### MATERIAL PROVIDED
§

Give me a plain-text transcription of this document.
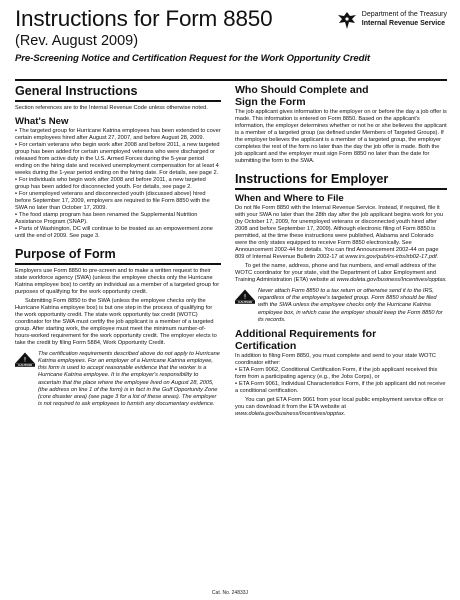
Instructions for Form 8850
(Rev. August 2009)
Pre-Screening Notice and Certification Request for the Work Opportunity Credit
Department of the Treasury
Internal Revenue Service
General Instructions
Section references are to the Internal Revenue Code unless otherwise noted.
What's New
• The targeted group for Hurricane Katrina employees has been extended to cover certain employees hired after August 27, 2007, and before August 28, 2009.
• For certain veterans who begin work after 2008 and before 2011, a new targeted group has been added for certain unemployed veterans who were discharged or released from active duty in the U.S. Armed Forces during the 5-year period ending on the hiring date and received unemployment compensation for at least 4 weeks during the 1-year period ending on the hiring date. For details, see page 2.
• For individuals who begin work after 2008 and before 2011, a new targeted group has been added for disconnected youth. For details, see page 2.
• For unemployed veterans and disconnected youth (discussed above) hired before September 17, 2009, employers are required to file Form 8850 with the SWA no later than October 17, 2009.
• The food stamp program has been renamed the Supplemental Nutrition Assistance Program (SNAP).
• Parts of Washington, DC will continue to be treated as an empowerment zone until the end of 2009. See page 3.
Purpose of Form
Employers use Form 8850 to pre-screen and to make a written request to their state workforce agency (SWA) (unless the employee checks only the Hurricane Katrina employee box) to certify an individual as a member of a targeted group for purposes of qualifying for the work opportunity credit.
Submitting Form 8850 to the SWA (unless the employee checks only the Hurricane Katrina employee box) is but one step in the process of qualifying for the work opportunity credit. The state work opportunity tax credit (WOTC) coordinator for the SWA must certify the job applicant is a member of a targeted group. After starting work, the employee must meet the minimum number-of-hours-worked requirement for the work opportunity credit. The employer elects to take the credit by filing Form 5884, Work Opportunity Credit.
!
CAUTION
The certification requirements described above do not apply to Hurricane Katrina employees. For an employer of a Hurricane Katrina employee, this form is used to accept reasonable evidence that the worker is a Hurricane Katrina employee. It is the employer's responsibility to ascertain that the place where the employee lived on August 28, 2005, (the address on line 1 of the form) is in fact in the Gulf Opportunity Zone (core disaster area) (see page 3 for a list of these areas). The employer is not required to ask employees to furnish any documentary evidence.
Who Should Complete and
Sign the Form
The job applicant gives information to the employer on or before the day a job offer is made. This information is entered on Form 8850. Based on the applicant's information, the employer determines whether or not he or she believes the applicant is a member of a targeted group (as defined under Members of Targeted Groups). If the employer believes the applicant is a member of a targeted group, the employer completes the rest of the form no later than the day the job offer is made. Both the job applicant and the employer must sign Form 8850 no later than the date for submitting the form to the SWA.
Instructions for Employer
When and Where to File
Do not file Form 8850 with the Internal Revenue Service. Instead, if required, file it with your SWA no later than the 28th day after the job applicant begins work for you (by October 17, 2009, for unemployed veterans or disconnected youth hired after 2008 and before September 17, 2009). Although electronic filing of Form 8850 is permitted, at the time these instructions were published, Alabama and Colorado were the only states equipped to receive Form 8850 electronically. See Announcement 2002-44 for details. You can find Announcement 2002-44 on page 809 of Internal Revenue Bulletin 2002-17 at www.irs.gov/pub/irs-irbs/irb02-17.pdf.
To get the name, address, phone and fax numbers, and email address of the WOTC coordinator for your state, visit the Department of Labor Employment and Training Administration (ETA) website at www.doleta.gov/business/Incentives/opptax.
!
CAUTION
Never attach Form 8850 to a tax return or otherwise send it to the IRS, regardless of the employee's targeted group. Form 8850 should be filed with the SWA unless the employee checks only the Hurricane Katrina employee box, in which case the employer should keep the Form 8850 for its records.
Additional Requirements for
Certification
In addition to filing Form 8850, you must complete and send to your state WOTC coordinator either:
• ETA Form 9062, Conditional Certification Form, if the job applicant received this form from a participating agency (e.g., the Jobs Corps), or
• ETA Form 9061, Individual Characteristics Form, if the job applicant did not receive a conditional certification.
You can get ETA Form 9061 from your local public employment service office or you can download it from the ETA website at www.doleta.gov/business/Incentives/opptax.
Cat. No. 24833J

§

### AIM OF THE EXERCISE
Drop the pictures and reproduce the rest of the entries above exactly.

### SOLUTION TO THIS EXERCISE
Give me a plain-text transcription of this document.
Instructions for Form 8850
(Rev. August 2009)
Pre-Screening Notice and Certification Request for the Work Opportunity Credit
Department of the Treasury
Internal Revenue Service
General Instructions
Section references are to the Internal Revenue Code unless otherwise noted.
What's New
• The targeted group for Hurricane Katrina employees has been extended to cover certain employees hired after August 27, 2007, and before August 28, 2009.
• For certain veterans who begin work after 2008 and before 2011, a new targeted group has been added for certain unemployed veterans who were discharged or released from active duty in the U.S. Armed Forces during the 5-year period ending on the hiring date and received unemployment compensation for at least 4 weeks during the 1-year period ending on the hiring date. For details, see page 2.
• For individuals who begin work after 2008 and before 2011, a new targeted group has been added for disconnected youth. For details, see page 2.
• For unemployed veterans and disconnected youth (discussed above) hired before September 17, 2009, employers are required to file Form 8850 with the SWA no later than October 17, 2009.
• The food stamp program has been renamed the Supplemental Nutrition Assistance Program (SNAP).
• Parts of Washington, DC will continue to be treated as an empowerment zone until the end of 2009. See page 3.
Purpose of Form
Employers use Form 8850 to pre-screen and to make a written request to their state workforce agency (SWA) (unless the employee checks only the Hurricane Katrina employee box) to certify an individual as a member of a targeted group for purposes of qualifying for the work opportunity credit.
Submitting Form 8850 to the SWA (unless the employee checks only the Hurricane Katrina employee box) is but one step in the process of qualifying for the work opportunity credit. The state work opportunity tax credit (WOTC) coordinator for the SWA must certify the job applicant is a member of a targeted group. After starting work, the employee must meet the minimum number-of-hours-worked requirement for the work opportunity credit. The employer elects to take the credit by filing Form 5884, Work Opportunity Credit.
!
CAUTION
The certification requirements described above do not apply to Hurricane Katrina employees. For an employer of a Hurricane Katrina employee, this form is used to accept reasonable evidence that the worker is a Hurricane Katrina employee. It is the employer's responsibility to ascertain that the place where the employee lived on August 28, 2005, (the address on line 1 of the form) is in fact in the Gulf Opportunity Zone (core disaster area) (see page 3 for a list of these areas). The employer is not required to ask employees to furnish any documentary evidence.
Who Should Complete and
Sign the Form
The job applicant gives information to the employer on or before the day a job offer is made. This information is entered on Form 8850. Based on the applicant's information, the employer determines whether or not he or she believes the applicant is a member of a targeted group (as defined under Members of Targeted Groups). If the employer believes the applicant is a member of a targeted group, the employer completes the rest of the form no later than the day the job offer is made. Both the job applicant and the employer must sign Form 8850 no later than the date for submitting the form to the SWA.
Instructions for Employer
When and Where to File
Do not file Form 8850 with the Internal Revenue Service. Instead, if required, file it with your SWA no later than the 28th day after the job applicant begins work for you (by October 17, 2009, for unemployed veterans or disconnected youth hired after 2008 and before September 17, 2009). Although electronic filing of Form 8850 is permitted, at the time these instructions were published, Alabama and Colorado were the only states equipped to receive Form 8850 electronically. See Announcement 2002-44 for details. You can find Announcement 2002-44 on page 809 of Internal Revenue Bulletin 2002-17 at www.irs.gov/pub/irs-irbs/irb02-17.pdf.
To get the name, address, phone and fax numbers, and email address of the WOTC coordinator for your state, visit the Department of Labor Employment and Training Administration (ETA) website at www.doleta.gov/business/Incentives/opptax.
!
CAUTION
Never attach Form 8850 to a tax return or otherwise send it to the IRS, regardless of the employee's targeted group. Form 8850 should be filed with the SWA unless the employee checks only the Hurricane Katrina employee box, in which case the employer should keep the Form 8850 for its records.
Additional Requirements for
Certification
In addition to filing Form 8850, you must complete and send to your state WOTC coordinator either:
• ETA Form 9062, Conditional Certification Form, if the job applicant received this form from a participating agency (e.g., the Jobs Corps), or
• ETA Form 9061, Individual Characteristics Form, if the job applicant did not receive a conditional certification.
You can get ETA Form 9061 from your local public employment service office or you can download it from the ETA website at www.doleta.gov/business/Incentives/opptax.
Cat. No. 24833J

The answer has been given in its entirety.